# Start of SOURCE DATA

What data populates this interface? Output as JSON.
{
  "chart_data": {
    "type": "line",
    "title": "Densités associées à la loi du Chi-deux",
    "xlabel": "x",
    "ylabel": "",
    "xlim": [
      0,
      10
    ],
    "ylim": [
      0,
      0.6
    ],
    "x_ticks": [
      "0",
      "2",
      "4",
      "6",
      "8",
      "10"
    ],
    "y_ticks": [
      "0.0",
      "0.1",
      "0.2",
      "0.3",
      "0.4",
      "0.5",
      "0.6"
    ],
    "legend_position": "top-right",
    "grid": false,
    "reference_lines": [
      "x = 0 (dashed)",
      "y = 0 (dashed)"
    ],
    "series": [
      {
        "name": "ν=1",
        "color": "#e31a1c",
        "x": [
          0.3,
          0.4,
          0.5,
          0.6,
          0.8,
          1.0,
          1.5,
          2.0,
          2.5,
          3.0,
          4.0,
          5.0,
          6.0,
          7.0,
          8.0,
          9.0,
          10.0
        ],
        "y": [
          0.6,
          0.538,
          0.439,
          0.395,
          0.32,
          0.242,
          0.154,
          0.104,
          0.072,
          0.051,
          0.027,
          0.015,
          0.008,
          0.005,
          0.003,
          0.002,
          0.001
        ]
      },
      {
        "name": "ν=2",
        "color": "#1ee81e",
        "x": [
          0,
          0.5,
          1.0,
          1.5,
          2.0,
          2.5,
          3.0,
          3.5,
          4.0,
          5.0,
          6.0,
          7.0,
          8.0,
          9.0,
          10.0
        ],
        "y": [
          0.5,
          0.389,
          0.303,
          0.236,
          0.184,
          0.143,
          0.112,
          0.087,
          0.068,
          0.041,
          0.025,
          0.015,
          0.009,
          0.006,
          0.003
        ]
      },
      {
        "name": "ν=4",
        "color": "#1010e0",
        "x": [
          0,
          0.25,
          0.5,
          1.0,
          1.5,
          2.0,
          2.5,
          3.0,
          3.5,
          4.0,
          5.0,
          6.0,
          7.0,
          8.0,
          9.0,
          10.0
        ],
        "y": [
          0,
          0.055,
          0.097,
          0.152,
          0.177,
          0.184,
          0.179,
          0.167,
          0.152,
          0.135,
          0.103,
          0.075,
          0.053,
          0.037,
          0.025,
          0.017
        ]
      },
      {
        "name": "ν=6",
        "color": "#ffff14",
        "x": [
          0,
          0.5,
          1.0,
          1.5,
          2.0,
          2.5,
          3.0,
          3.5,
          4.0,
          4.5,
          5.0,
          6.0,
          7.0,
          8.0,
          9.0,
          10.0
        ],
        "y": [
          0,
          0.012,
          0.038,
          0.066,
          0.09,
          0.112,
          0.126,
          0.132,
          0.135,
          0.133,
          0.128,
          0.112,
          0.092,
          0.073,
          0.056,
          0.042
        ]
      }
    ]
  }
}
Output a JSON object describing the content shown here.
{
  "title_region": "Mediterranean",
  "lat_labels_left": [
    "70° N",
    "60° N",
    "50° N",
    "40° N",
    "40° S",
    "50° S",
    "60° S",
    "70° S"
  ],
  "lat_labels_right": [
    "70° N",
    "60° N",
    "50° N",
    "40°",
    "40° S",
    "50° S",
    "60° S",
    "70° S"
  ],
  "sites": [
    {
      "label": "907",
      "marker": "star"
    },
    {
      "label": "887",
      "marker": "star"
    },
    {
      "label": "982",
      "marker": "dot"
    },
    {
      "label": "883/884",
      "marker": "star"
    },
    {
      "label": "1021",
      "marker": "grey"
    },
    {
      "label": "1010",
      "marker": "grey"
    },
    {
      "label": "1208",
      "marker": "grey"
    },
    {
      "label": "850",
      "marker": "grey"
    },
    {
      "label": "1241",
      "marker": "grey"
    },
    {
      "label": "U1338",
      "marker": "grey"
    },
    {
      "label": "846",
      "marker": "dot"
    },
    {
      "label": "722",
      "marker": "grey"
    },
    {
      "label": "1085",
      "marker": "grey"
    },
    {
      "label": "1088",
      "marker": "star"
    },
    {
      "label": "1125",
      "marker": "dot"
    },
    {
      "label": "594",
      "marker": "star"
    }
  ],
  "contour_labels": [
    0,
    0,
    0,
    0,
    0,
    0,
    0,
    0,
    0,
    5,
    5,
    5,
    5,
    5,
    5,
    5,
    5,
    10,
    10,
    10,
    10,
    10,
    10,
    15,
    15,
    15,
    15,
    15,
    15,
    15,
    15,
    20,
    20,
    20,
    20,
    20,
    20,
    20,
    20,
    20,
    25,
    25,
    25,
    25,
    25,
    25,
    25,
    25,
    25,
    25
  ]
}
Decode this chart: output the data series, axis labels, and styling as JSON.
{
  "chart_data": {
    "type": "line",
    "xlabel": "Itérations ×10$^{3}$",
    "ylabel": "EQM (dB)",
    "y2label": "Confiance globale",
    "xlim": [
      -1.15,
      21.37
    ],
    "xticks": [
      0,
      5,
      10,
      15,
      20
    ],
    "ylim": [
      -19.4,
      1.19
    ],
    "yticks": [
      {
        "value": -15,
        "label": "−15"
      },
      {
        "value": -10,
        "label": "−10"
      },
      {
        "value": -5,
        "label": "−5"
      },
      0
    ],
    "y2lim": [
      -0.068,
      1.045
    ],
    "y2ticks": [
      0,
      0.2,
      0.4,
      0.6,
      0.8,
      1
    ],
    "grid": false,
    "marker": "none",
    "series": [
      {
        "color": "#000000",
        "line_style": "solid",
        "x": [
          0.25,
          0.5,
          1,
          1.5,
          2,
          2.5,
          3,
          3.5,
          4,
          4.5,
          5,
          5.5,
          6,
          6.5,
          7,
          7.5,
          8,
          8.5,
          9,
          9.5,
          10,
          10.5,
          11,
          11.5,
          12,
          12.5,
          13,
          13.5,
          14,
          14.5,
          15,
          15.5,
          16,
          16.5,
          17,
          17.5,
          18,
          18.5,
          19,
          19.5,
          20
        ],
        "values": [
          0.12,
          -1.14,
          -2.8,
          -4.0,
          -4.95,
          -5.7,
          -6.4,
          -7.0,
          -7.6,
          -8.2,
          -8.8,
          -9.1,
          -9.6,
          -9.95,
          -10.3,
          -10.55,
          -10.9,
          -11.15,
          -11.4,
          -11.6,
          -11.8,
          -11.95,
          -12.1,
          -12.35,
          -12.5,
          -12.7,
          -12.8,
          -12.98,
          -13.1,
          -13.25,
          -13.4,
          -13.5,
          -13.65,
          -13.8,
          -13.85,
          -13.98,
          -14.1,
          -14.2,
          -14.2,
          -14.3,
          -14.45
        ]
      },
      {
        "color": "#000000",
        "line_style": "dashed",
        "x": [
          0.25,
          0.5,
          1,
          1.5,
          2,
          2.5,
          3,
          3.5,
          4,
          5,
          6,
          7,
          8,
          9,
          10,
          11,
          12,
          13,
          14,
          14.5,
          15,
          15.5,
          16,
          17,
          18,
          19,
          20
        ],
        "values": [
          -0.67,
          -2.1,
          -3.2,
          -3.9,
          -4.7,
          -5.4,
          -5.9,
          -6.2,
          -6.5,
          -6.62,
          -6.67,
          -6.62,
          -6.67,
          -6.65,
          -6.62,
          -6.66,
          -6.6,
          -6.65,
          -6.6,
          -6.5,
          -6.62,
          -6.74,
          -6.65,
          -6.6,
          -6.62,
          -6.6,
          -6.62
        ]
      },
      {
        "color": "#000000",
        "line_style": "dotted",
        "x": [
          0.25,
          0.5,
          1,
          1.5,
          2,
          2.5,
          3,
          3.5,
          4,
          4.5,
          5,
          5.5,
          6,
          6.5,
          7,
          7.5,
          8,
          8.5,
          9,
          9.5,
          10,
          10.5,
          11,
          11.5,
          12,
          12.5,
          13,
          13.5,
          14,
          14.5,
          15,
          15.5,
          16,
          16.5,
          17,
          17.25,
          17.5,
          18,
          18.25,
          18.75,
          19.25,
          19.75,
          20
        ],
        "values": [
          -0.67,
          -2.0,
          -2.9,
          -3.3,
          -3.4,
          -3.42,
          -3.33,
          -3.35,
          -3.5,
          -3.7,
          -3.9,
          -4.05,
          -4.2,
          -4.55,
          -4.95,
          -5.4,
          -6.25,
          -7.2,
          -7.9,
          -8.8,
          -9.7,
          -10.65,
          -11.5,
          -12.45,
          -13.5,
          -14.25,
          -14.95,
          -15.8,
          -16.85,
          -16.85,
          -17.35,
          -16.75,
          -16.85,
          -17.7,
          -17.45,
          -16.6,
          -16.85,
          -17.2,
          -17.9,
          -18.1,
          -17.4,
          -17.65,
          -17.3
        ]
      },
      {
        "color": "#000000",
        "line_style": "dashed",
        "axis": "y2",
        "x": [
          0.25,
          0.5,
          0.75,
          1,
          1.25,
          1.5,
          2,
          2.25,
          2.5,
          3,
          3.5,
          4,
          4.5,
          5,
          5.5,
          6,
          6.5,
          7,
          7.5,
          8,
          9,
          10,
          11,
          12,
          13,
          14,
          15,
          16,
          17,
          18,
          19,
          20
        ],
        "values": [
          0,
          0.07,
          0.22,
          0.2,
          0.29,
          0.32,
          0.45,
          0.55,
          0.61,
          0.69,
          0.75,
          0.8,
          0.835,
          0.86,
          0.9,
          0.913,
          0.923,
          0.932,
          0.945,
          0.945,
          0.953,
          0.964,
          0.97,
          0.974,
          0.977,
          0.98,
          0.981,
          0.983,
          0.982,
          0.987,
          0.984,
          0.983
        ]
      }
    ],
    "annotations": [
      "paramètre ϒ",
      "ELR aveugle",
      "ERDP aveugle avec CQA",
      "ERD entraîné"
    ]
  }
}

# End of SOURCE DATA

# [YOUR OBJECTIVE]
Copy all lines from the material that hold "axis".

# [RIGHT ANSWER]
Decode this chart: output the data series, axis labels, and styling as JSON.
        "axis": "y2",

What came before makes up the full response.